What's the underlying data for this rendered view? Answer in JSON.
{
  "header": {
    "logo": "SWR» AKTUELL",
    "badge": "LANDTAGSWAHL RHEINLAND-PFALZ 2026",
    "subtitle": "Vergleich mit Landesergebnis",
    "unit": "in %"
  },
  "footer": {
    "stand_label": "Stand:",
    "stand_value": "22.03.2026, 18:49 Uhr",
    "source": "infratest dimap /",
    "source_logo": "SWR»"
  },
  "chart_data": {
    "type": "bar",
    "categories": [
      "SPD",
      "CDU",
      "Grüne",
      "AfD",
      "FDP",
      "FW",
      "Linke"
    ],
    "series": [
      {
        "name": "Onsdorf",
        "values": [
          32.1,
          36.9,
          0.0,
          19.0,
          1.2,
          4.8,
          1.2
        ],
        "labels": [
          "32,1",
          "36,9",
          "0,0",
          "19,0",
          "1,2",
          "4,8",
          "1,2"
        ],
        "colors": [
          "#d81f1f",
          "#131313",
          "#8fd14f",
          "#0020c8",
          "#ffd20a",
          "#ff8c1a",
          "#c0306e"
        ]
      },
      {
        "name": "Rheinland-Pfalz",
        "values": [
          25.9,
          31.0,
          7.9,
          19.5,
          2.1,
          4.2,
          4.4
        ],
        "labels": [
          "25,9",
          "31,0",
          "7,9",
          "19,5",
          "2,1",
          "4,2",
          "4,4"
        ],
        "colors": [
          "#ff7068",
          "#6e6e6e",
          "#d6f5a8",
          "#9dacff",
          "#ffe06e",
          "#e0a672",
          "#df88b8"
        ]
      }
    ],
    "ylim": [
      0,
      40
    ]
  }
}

------------------------------

Output all of the material, please, exactly as it stands.

Task output:
What's the underlying data for this rendered view? Answer in JSON.
{
  "header": {
    "logo": "SWR» AKTUELL",
    "badge": "LANDTAGSWAHL RHEINLAND-PFALZ 2026",
    "subtitle": "Vergleich mit Landesergebnis",
    "unit": "in %"
  },
  "footer": {
    "stand_label": "Stand:",
    "stand_value": "22.03.2026, 18:49 Uhr",
    "source": "infratest dimap /",
    "source_logo": "SWR»"
  },
  "chart_data": {
    "type": "bar",
    "categories": [
      "SPD",
      "CDU",
      "Grüne",
      "AfD",
      "FDP",
      "FW",
      "Linke"
    ],
    "series": [
      {
        "name": "Onsdorf",
        "values": [
          32.1,
          36.9,
          0.0,
          19.0,
          1.2,
          4.8,
          1.2
        ],
        "labels": [
          "32,1",
          "36,9",
          "0,0",
          "19,0",
          "1,2",
          "4,8",
          "1,2"
        ],
        "colors": [
          "#d81f1f",
          "#131313",
          "#8fd14f",
          "#0020c8",
          "#ffd20a",
          "#ff8c1a",
          "#c0306e"
        ]
      },
      {
        "name": "Rheinland-Pfalz",
        "values": [
          25.9,
          31.0,
          7.9,
          19.5,
          2.1,
          4.2,
          4.4
        ],
        "labels": [
          "25,9",
          "31,0",
          "7,9",
          "19,5",
          "2,1",
          "4,2",
          "4,4"
        ],
        "colors": [
          "#ff7068",
          "#6e6e6e",
          "#d6f5a8",
          "#9dacff",
          "#ffe06e",
          "#e0a672",
          "#df88b8"
        ]
      }
    ],
    "ylim": [
      0,
      40
    ]
  }
}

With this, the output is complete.